(Task prompt):
Quote all of the entries word for word.

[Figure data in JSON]
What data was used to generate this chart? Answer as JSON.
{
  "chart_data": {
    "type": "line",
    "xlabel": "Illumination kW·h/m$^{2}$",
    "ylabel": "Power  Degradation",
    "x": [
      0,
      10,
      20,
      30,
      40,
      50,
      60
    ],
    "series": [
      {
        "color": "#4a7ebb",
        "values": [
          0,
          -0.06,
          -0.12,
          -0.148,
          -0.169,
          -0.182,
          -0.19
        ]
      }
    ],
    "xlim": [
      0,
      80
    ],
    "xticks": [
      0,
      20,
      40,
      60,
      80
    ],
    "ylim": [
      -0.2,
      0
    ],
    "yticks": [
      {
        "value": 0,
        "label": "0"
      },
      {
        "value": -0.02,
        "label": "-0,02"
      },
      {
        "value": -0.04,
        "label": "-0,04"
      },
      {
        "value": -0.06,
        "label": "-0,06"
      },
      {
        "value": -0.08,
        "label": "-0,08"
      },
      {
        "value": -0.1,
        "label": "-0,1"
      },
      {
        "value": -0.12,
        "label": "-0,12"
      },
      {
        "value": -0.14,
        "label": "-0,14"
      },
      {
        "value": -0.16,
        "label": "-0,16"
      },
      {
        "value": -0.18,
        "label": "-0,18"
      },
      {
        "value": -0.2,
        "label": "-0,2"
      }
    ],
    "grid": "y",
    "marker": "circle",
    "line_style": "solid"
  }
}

(In response):
What data was used to generate this chart? Answer as JSON.
{
  "chart_data": {
    "type": "line",
    "xlabel": "Illumination kW·h/m$^{2}$",
    "ylabel": "Power  Degradation",
    "x": [
      0,
      10,
      20,
      30,
      40,
      50,
      60
    ],
    "series": [
      {
        "color": "#4a7ebb",
        "values": [
          0,
          -0.06,
          -0.12,
          -0.148,
          -0.169,
          -0.182,
          -0.19
        ]
      }
    ],
    "xlim": [
      0,
      80
    ],
    "xticks": [
      0,
      20,
      40,
      60,
      80
    ],
    "ylim": [
      -0.2,
      0
    ],
    "yticks": [
      {
        "value": 0,
        "label": "0"
      },
      {
        "value": -0.02,
        "label": "-0,02"
      },
      {
        "value": -0.04,
        "label": "-0,04"
      },
      {
        "value": -0.06,
        "label": "-0,06"
      },
      {
        "value": -0.08,
        "label": "-0,08"
      },
      {
        "value": -0.1,
        "label": "-0,1"
      },
      {
        "value": -0.12,
        "label": "-0,12"
      },
      {
        "value": -0.14,
        "label": "-0,14"
      },
      {
        "value": -0.16,
        "label": "-0,16"
      },
      {
        "value": -0.18,
        "label": "-0,18"
      },
      {
        "value": -0.2,
        "label": "-0,2"
      }
    ],
    "grid": "y",
    "marker": "circle",
    "line_style": "solid"
  }
}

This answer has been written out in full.